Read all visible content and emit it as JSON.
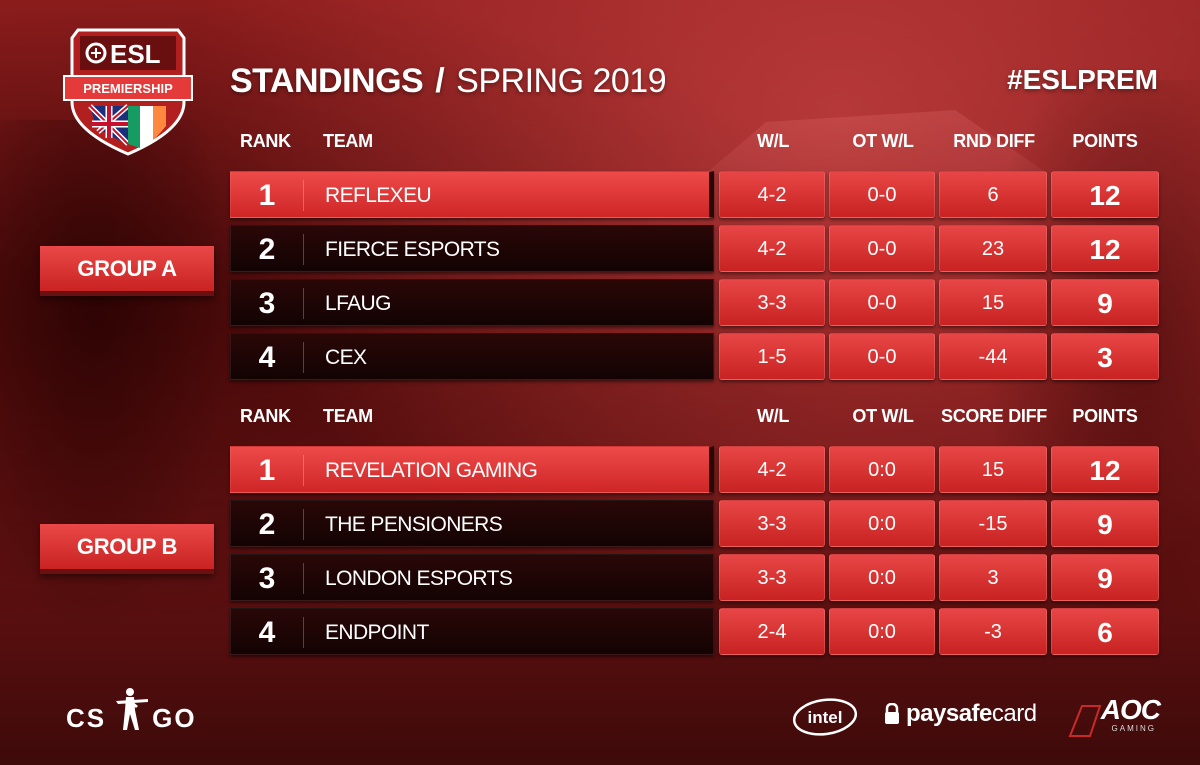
{
  "logo": {
    "brand": "ESL",
    "league": "PREMIERSHIP"
  },
  "header": {
    "title": "STANDINGS",
    "separator": "/",
    "season": "SPRING 2019",
    "hashtag": "#ESLPREM"
  },
  "group_a": {
    "label": "GROUP A",
    "columns": [
      "RANK",
      "TEAM",
      "W/L",
      "OT W/L",
      "RND DIFF",
      "POINTS"
    ],
    "rows": [
      {
        "rank": "1",
        "team": "REFLEXEU",
        "wl": "4-2",
        "ot": "0-0",
        "diff": "6",
        "points": "12"
      },
      {
        "rank": "2",
        "team": "FIERCE ESPORTS",
        "wl": "4-2",
        "ot": "0-0",
        "diff": "23",
        "points": "12"
      },
      {
        "rank": "3",
        "team": "LFAUG",
        "wl": "3-3",
        "ot": "0-0",
        "diff": "15",
        "points": "9"
      },
      {
        "rank": "4",
        "team": "CEX",
        "wl": "1-5",
        "ot": "0-0",
        "diff": "-44",
        "points": "3"
      }
    ]
  },
  "group_b": {
    "label": "GROUP B",
    "columns": [
      "RANK",
      "TEAM",
      "W/L",
      "OT W/L",
      "SCORE DIFF",
      "POINTS"
    ],
    "rows": [
      {
        "rank": "1",
        "team": "REVELATION GAMING",
        "wl": "4-2",
        "ot": "0:0",
        "diff": "15",
        "points": "12"
      },
      {
        "rank": "2",
        "team": "THE PENSIONERS",
        "wl": "3-3",
        "ot": "0:0",
        "diff": "-15",
        "points": "9"
      },
      {
        "rank": "3",
        "team": "LONDON ESPORTS",
        "wl": "3-3",
        "ot": "0:0",
        "diff": "3",
        "points": "9"
      },
      {
        "rank": "4",
        "team": "ENDPOINT",
        "wl": "2-4",
        "ot": "0:0",
        "diff": "-3",
        "points": "6"
      }
    ]
  },
  "sponsors": {
    "csgo_left": "CS",
    "csgo_right": "GO",
    "intel": "intel",
    "paysafe_bold": "paysafe",
    "paysafe_light": "card",
    "aoc": "AOC",
    "aoc_sub": "GAMING"
  },
  "colors": {
    "accent_red": "#d42b2b",
    "row_dark": "#1a0404",
    "background": "#7a1717"
  },
  "icons": [
    "esl-shield-icon",
    "union-jack-flag-icon",
    "irish-flag-icon",
    "csgo-soldier-icon",
    "paysafe-lock-icon",
    "aoc-emblem-icon"
  ]
}
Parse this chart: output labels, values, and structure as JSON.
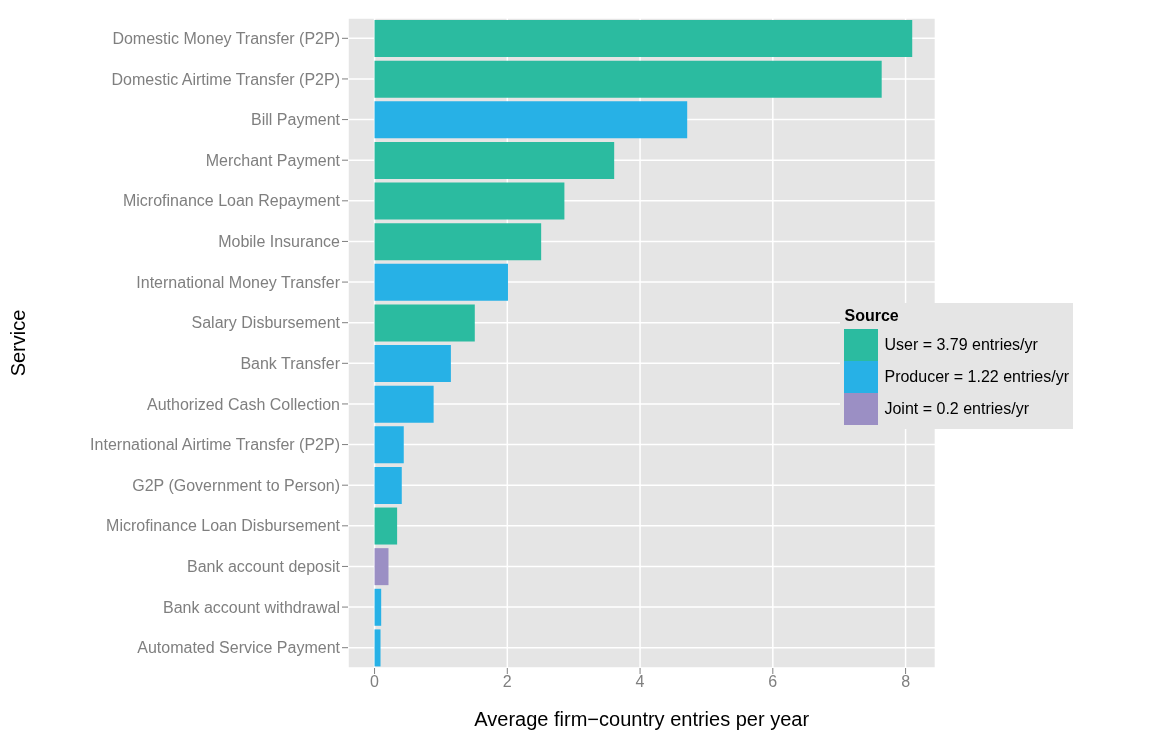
{
  "chart_data": {
    "type": "bar",
    "orientation": "horizontal",
    "stacked": true,
    "xlabel": "Average firm−country entries per year",
    "ylabel": "Service",
    "legend_title": "Source",
    "categories": [
      "Domestic Money Transfer (P2P)",
      "Domestic Airtime Transfer (P2P)",
      "Bill Payment",
      "Merchant Payment",
      "Microfinance Loan Repayment",
      "Mobile Insurance",
      "International Money Transfer",
      "Salary Disbursement",
      "Bank Transfer",
      "Authorized Cash Collection",
      "International Airtime Transfer (P2P)",
      "G2P (Government to Person)",
      "Microfinance Loan Disbursement",
      "Bank account deposit",
      "Bank account withdrawal",
      "Automated Service Payment"
    ],
    "series": [
      {
        "name": "User =  3.79 entries/yr",
        "color": "#2bbba0",
        "values": [
          8.1,
          7.64,
          null,
          3.61,
          2.86,
          2.51,
          null,
          1.51,
          null,
          null,
          null,
          null,
          0.34,
          null,
          null,
          null
        ]
      },
      {
        "name": "Producer =  1.22 entries/yr",
        "color": "#27b1e6",
        "values": [
          null,
          null,
          4.71,
          null,
          null,
          null,
          2.01,
          null,
          1.15,
          0.89,
          0.44,
          0.41,
          null,
          null,
          0.1,
          0.09
        ]
      },
      {
        "name": "Joint =  0.2 entries/yr",
        "color": "#9b8fc4",
        "values": [
          null,
          null,
          null,
          null,
          null,
          null,
          null,
          null,
          null,
          null,
          null,
          null,
          null,
          0.21,
          null,
          null
        ]
      }
    ],
    "xlim": [
      -0.4,
      8.45
    ],
    "xticks": [
      0,
      2,
      4,
      6,
      8
    ],
    "grid": true,
    "legend": "right"
  }
}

### Problem requirements
Copy every line that contains the string "account".

### Task result
      "Bank account deposit",
      "Bank account withdrawal",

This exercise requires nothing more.